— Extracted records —
* * * * * * *
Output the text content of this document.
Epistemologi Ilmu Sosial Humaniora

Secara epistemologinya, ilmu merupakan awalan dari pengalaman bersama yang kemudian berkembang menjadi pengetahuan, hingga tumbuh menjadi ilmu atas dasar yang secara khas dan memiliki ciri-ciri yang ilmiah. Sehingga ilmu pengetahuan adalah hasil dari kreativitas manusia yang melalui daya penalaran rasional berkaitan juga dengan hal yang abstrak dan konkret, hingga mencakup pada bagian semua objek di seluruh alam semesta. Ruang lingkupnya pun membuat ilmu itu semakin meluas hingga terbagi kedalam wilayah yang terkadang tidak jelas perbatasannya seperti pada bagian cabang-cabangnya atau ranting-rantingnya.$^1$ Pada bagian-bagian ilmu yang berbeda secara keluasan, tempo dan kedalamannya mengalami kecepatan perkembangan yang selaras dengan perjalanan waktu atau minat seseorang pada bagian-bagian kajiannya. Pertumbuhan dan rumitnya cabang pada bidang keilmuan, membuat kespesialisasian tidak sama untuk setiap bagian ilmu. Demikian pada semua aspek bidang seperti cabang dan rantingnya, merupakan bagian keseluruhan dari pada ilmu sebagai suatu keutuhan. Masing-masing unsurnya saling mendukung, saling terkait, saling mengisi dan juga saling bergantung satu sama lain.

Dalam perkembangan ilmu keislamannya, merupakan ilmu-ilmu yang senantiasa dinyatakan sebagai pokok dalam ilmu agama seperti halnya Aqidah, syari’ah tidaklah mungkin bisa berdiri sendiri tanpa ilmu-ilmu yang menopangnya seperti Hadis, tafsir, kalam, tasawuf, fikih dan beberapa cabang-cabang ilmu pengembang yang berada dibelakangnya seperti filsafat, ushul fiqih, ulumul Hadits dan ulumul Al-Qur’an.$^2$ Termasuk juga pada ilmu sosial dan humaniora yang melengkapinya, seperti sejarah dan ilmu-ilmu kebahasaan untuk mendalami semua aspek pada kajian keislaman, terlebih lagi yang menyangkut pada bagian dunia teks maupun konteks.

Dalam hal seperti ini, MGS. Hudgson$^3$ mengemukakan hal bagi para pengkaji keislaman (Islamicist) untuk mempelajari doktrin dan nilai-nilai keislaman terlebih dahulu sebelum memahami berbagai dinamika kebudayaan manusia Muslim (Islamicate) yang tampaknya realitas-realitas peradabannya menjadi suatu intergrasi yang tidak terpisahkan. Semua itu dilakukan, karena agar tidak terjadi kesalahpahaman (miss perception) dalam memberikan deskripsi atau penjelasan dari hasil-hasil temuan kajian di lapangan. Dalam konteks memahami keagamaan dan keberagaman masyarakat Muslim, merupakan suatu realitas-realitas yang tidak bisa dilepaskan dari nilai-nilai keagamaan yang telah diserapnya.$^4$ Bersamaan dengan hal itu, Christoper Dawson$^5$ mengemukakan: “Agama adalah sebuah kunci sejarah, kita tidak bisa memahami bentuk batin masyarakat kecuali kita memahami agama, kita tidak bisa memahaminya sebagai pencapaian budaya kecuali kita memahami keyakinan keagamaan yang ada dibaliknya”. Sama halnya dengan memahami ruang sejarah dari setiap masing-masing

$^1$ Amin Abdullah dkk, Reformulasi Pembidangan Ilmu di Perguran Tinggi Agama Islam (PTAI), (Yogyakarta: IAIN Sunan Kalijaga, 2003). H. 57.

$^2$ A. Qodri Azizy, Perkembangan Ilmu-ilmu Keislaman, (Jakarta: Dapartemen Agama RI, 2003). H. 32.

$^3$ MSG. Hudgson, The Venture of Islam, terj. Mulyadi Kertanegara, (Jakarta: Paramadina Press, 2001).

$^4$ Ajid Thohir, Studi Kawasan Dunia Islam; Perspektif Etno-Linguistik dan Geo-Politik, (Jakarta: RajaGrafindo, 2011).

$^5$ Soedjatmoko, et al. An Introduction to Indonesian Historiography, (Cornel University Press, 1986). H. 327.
* * * * * * *
— PROBLEM TO SOLVE —
Go through the records above, find every line with the word "Press", and list those lines.

— COMPLETE RESPONSE —
$^3$ MSG. Hudgson, The Venture of Islam, terj. Mulyadi Kertanegara, (Jakarta: Paramadina Press, 2001).
$^5$ Soedjatmoko, et al. An Introduction to Indonesian Historiography, (Cornel University Press, 1986). H. 327.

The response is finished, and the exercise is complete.